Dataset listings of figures

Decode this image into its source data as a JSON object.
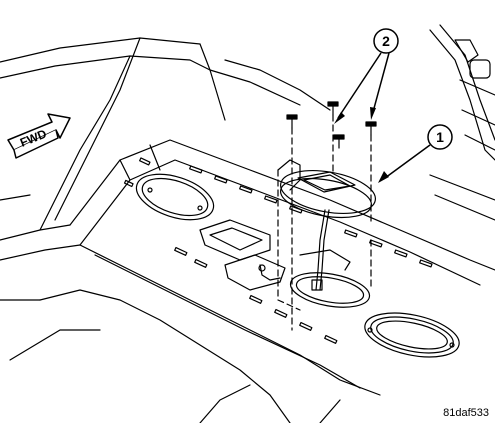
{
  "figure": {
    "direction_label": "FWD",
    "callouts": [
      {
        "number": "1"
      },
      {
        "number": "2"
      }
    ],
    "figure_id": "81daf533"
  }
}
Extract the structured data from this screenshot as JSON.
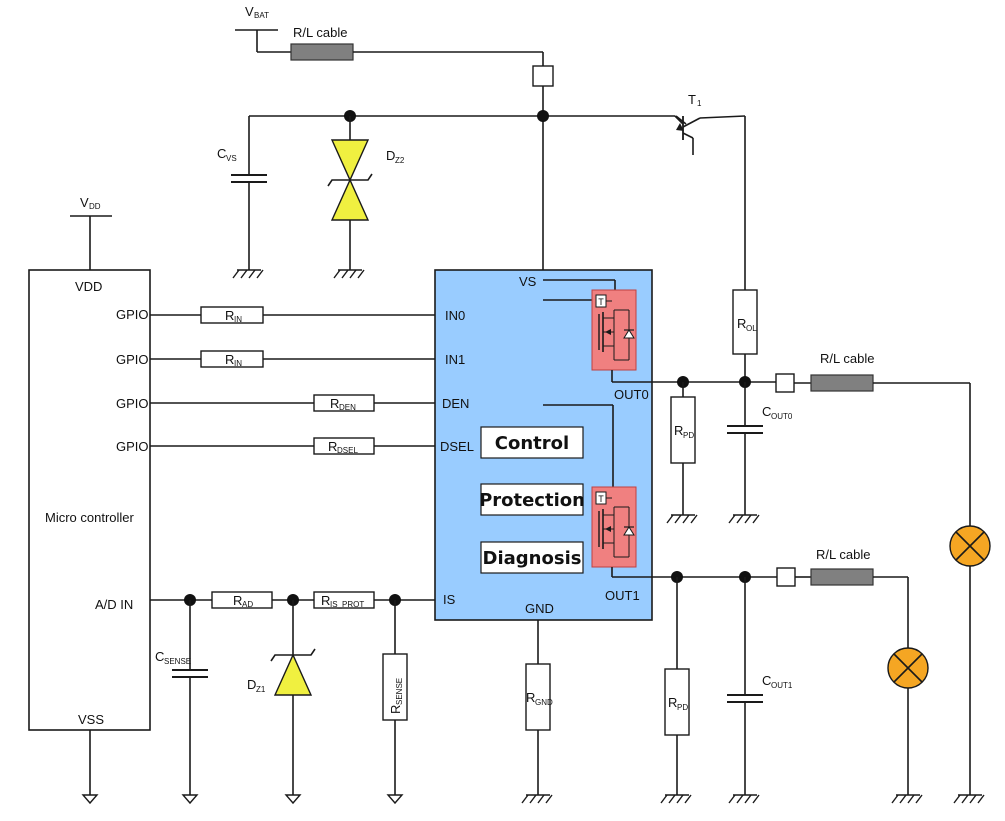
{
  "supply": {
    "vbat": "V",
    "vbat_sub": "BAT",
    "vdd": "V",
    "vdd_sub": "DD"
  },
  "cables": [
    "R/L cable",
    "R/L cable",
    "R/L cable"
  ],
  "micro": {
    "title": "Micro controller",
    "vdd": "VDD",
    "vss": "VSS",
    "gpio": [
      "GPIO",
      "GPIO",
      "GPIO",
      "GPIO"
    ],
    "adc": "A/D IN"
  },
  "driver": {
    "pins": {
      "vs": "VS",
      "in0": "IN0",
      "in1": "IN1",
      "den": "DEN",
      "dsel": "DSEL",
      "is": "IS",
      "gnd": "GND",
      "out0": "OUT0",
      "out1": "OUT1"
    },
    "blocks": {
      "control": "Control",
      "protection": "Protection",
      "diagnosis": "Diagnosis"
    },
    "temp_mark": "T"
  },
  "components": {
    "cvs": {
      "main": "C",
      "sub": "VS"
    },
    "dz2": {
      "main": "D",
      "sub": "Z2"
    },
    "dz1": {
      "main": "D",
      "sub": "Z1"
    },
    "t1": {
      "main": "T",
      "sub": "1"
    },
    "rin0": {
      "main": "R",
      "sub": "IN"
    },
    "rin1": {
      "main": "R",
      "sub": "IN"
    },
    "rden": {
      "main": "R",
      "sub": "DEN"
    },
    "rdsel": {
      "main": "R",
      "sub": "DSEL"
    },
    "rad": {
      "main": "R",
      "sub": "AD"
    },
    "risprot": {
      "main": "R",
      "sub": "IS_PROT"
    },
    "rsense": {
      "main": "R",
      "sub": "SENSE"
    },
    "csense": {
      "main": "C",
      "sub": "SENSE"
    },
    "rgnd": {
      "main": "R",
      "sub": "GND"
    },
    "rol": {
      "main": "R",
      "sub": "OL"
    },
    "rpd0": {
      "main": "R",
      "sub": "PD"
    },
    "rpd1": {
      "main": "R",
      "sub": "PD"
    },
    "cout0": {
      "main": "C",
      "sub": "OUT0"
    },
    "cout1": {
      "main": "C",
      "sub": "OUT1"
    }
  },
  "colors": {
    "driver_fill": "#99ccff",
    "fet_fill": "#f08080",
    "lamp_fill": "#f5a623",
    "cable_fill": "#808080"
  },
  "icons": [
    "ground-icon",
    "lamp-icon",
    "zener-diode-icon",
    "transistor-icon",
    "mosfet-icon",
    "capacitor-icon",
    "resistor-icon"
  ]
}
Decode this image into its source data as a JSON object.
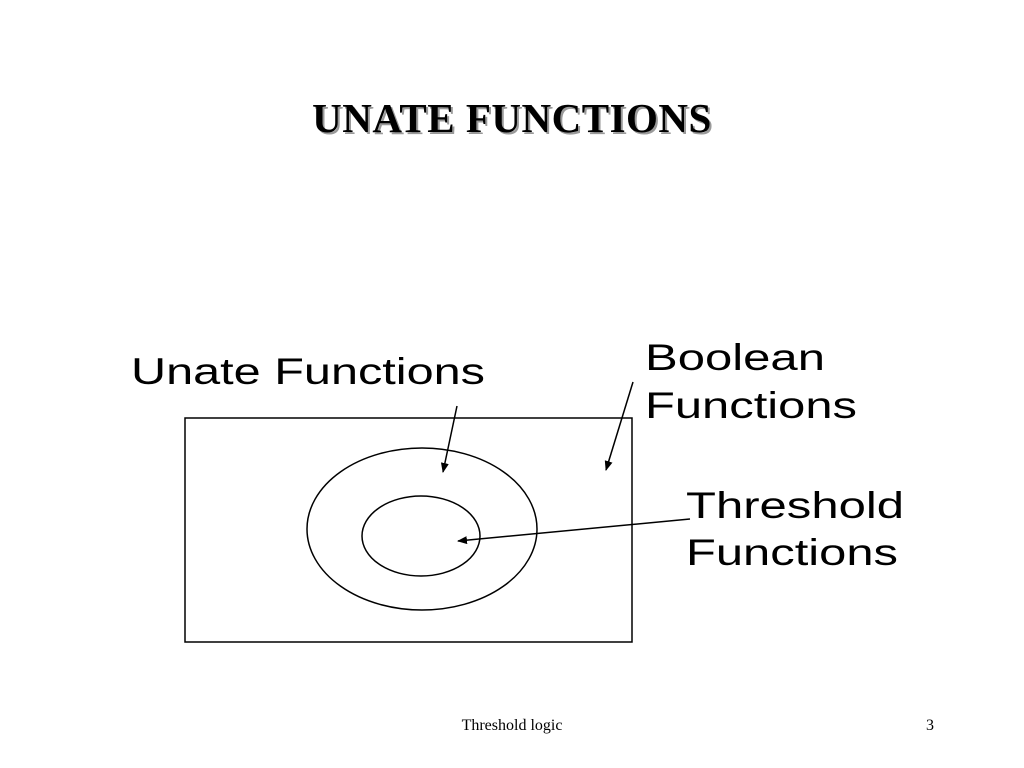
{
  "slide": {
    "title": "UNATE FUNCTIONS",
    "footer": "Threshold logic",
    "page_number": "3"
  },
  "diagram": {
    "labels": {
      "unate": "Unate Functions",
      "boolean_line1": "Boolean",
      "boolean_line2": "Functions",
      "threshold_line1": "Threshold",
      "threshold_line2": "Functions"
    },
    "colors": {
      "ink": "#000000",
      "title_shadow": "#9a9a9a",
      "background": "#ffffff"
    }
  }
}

--

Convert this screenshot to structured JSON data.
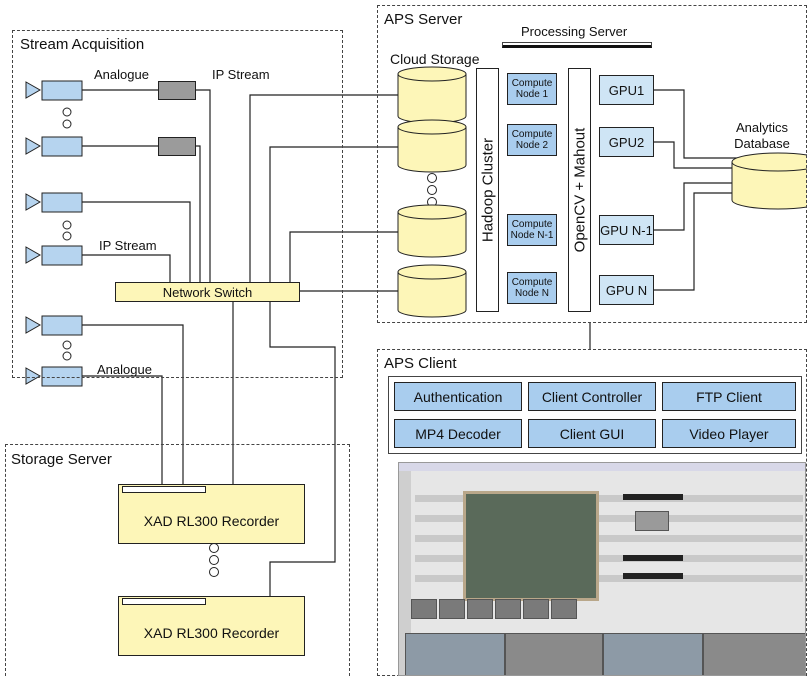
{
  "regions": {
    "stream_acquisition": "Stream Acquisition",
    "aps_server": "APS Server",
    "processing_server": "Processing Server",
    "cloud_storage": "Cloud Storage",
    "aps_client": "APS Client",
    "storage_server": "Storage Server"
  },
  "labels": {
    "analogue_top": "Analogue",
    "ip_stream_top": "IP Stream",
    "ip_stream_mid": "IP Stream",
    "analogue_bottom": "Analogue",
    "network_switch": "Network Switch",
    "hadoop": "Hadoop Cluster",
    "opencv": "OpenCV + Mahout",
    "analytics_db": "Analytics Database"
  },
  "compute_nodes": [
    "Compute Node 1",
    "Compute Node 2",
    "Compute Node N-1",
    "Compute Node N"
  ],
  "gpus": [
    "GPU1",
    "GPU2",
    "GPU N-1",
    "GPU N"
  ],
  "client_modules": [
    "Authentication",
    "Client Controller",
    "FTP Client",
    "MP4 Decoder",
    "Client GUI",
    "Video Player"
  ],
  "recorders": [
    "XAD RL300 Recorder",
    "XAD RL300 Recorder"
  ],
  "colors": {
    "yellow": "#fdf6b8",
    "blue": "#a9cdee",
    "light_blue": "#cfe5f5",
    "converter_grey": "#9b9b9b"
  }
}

* * *

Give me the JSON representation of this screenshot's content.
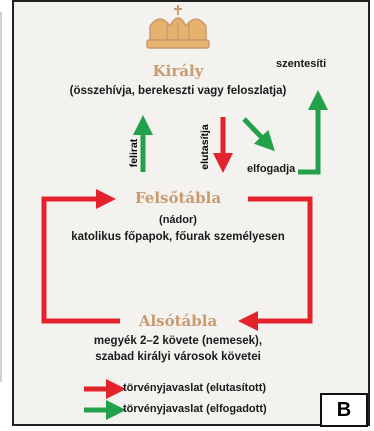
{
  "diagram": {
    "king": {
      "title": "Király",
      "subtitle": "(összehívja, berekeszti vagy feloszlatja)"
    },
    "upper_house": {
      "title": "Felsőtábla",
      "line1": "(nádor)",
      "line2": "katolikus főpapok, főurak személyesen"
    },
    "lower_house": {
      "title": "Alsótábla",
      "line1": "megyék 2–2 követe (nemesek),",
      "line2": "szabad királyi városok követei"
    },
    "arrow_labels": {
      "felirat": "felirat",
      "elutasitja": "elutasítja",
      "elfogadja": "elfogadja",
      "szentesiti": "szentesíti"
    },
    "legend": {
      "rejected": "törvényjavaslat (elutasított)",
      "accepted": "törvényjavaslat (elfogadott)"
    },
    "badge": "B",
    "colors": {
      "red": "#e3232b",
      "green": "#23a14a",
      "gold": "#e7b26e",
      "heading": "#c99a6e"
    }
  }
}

**Problem requirements**
Lines that hold "structured" are the ones to copy; find all of them.

**Task output**
Extract the structured data from this screenshot as JSON.
Convert this screenshot to structured JSON data.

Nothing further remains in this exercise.